- _WHAT TO PRODUCE_
Pictures aside, repeat every entry exactly.

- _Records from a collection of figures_
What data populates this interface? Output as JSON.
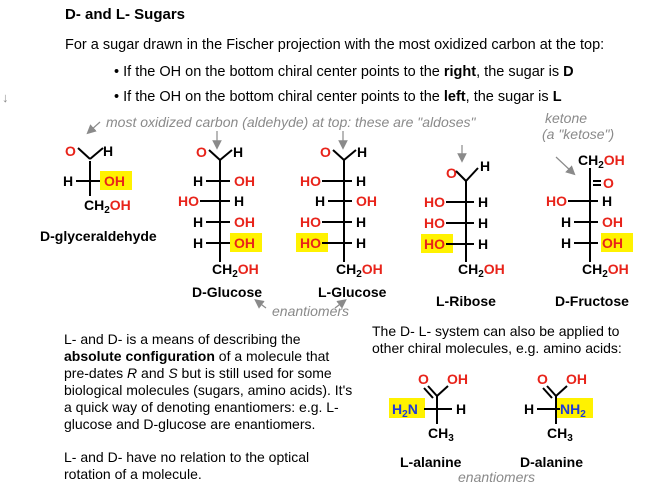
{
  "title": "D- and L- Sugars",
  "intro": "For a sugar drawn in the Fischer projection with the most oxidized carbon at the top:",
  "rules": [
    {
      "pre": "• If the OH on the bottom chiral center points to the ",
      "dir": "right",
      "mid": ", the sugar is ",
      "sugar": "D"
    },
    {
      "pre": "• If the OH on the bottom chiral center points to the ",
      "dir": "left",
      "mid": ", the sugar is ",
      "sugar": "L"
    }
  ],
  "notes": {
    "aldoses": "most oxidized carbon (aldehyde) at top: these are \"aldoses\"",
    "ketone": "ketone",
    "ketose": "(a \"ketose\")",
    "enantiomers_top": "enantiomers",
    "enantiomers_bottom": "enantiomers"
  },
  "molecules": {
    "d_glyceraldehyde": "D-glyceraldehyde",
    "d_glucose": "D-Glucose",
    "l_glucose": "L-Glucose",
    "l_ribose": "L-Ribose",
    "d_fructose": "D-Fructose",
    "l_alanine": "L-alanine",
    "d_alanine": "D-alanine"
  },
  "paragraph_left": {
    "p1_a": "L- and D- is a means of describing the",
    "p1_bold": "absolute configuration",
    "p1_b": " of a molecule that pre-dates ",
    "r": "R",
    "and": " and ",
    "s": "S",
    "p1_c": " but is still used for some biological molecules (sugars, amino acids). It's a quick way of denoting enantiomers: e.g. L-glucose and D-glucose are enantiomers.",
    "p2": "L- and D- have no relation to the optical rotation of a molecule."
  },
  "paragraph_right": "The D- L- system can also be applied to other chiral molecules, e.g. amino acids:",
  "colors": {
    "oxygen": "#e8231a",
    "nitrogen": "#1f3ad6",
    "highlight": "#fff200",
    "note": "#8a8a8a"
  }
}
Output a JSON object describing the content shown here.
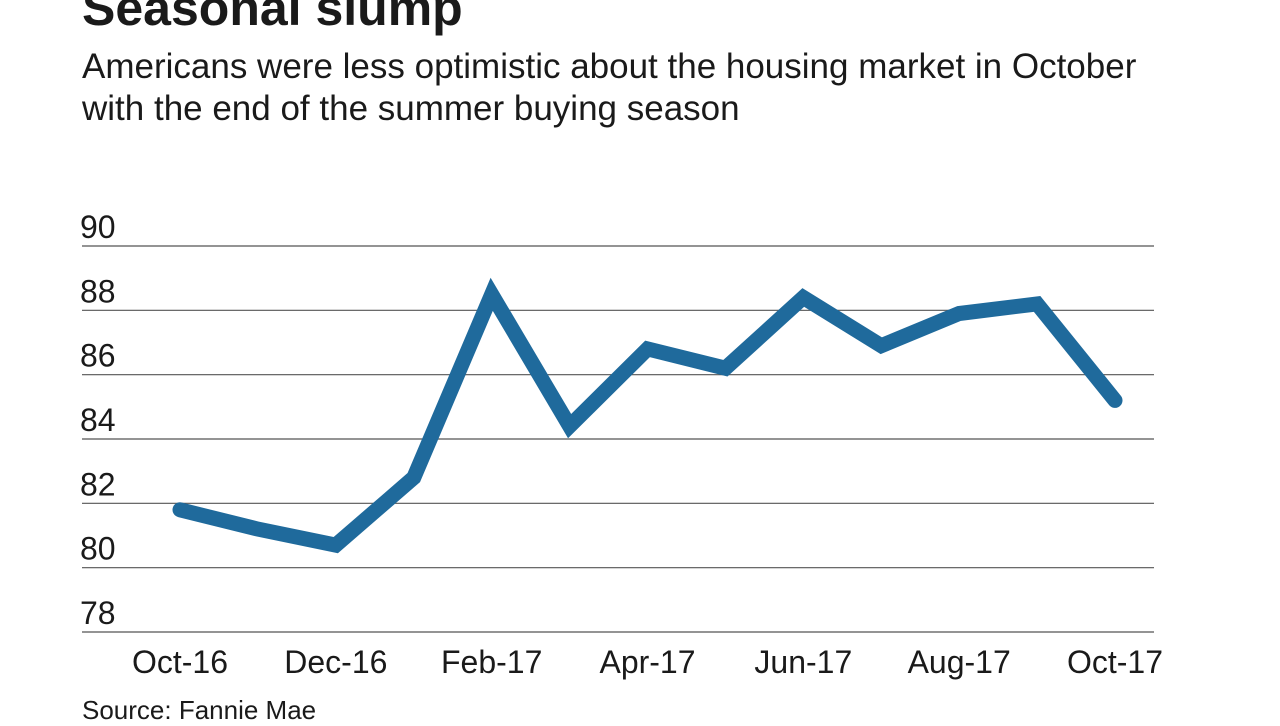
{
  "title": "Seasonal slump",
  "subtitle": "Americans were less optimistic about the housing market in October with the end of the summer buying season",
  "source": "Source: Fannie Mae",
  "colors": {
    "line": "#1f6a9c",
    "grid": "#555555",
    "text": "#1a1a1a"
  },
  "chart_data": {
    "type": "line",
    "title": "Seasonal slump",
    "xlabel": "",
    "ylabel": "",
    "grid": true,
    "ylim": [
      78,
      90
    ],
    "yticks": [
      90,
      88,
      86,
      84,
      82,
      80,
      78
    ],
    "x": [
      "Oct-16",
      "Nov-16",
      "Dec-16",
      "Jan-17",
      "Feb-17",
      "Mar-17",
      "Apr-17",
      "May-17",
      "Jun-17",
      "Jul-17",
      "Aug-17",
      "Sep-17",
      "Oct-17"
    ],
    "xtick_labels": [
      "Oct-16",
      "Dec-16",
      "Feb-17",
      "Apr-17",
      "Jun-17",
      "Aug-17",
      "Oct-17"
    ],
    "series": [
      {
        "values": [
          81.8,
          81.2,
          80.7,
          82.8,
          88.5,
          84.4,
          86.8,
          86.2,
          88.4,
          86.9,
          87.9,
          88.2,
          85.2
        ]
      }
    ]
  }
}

- _WRITTEN ANSWER_
What data populates this interface? Output as JSON.
{
  "title": "D- and L- Sugars",
  "intro": "For a sugar drawn in the Fischer projection with the most oxidized carbon at the top:",
  "rules": [
    {
      "pre": "• If the OH on the bottom chiral center points to the ",
      "dir": "right",
      "mid": ", the sugar is ",
      "sugar": "D"
    },
    {
      "pre": "• If the OH on the bottom chiral center points to the ",
      "dir": "left",
      "mid": ", the sugar is ",
      "sugar": "L"
    }
  ],
  "notes": {
    "aldoses": "most oxidized carbon (aldehyde) at top: these are \"aldoses\"",
    "ketone": "ketone",
    "ketose": "(a \"ketose\")",
    "enantiomers_top": "enantiomers",
    "enantiomers_bottom": "enantiomers"
  },
  "molecules": {
    "d_glyceraldehyde": "D-glyceraldehyde",
    "d_glucose": "D-Glucose",
    "l_glucose": "L-Glucose",
    "l_ribose": "L-Ribose",
    "d_fructose": "D-Fructose",
    "l_alanine": "L-alanine",
    "d_alanine": "D-alanine"
  },
  "paragraph_left": {
    "p1_a": "L- and D- is a means of describing the",
    "p1_bold": "absolute configuration",
    "p1_b": " of a molecule that pre-dates ",
    "r": "R",
    "and": " and ",
    "s": "S",
    "p1_c": " but is still used for some biological molecules (sugars, amino acids). It's a quick way of denoting enantiomers: e.g. L-glucose and D-glucose are enantiomers.",
    "p2": "L- and D- have no relation to the optical rotation of a molecule."
  },
  "paragraph_right": "The D- L- system can also be applied to other chiral molecules, e.g. amino acids:",
  "colors": {
    "oxygen": "#e8231a",
    "nitrogen": "#1f3ad6",
    "highlight": "#fff200",
    "note": "#8a8a8a"
  }
}
Output a JSON object describing the content shown here.
{
  "title": "Seasonal slump",
  "subtitle": "Americans were less optimistic about the housing market in October with the end of the summer buying season",
  "source": "Source: Fannie Mae",
  "colors": {
    "line": "#1f6a9c",
    "grid": "#555555",
    "text": "#1a1a1a"
  },
  "chart_data": {
    "type": "line",
    "title": "Seasonal slump",
    "xlabel": "",
    "ylabel": "",
    "grid": true,
    "ylim": [
      78,
      90
    ],
    "yticks": [
      90,
      88,
      86,
      84,
      82,
      80,
      78
    ],
    "x": [
      "Oct-16",
      "Nov-16",
      "Dec-16",
      "Jan-17",
      "Feb-17",
      "Mar-17",
      "Apr-17",
      "May-17",
      "Jun-17",
      "Jul-17",
      "Aug-17",
      "Sep-17",
      "Oct-17"
    ],
    "xtick_labels": [
      "Oct-16",
      "Dec-16",
      "Feb-17",
      "Apr-17",
      "Jun-17",
      "Aug-17",
      "Oct-17"
    ],
    "series": [
      {
        "values": [
          81.8,
          81.2,
          80.7,
          82.8,
          88.5,
          84.4,
          86.8,
          86.2,
          88.4,
          86.9,
          87.9,
          88.2,
          85.2
        ]
      }
    ]
  }
}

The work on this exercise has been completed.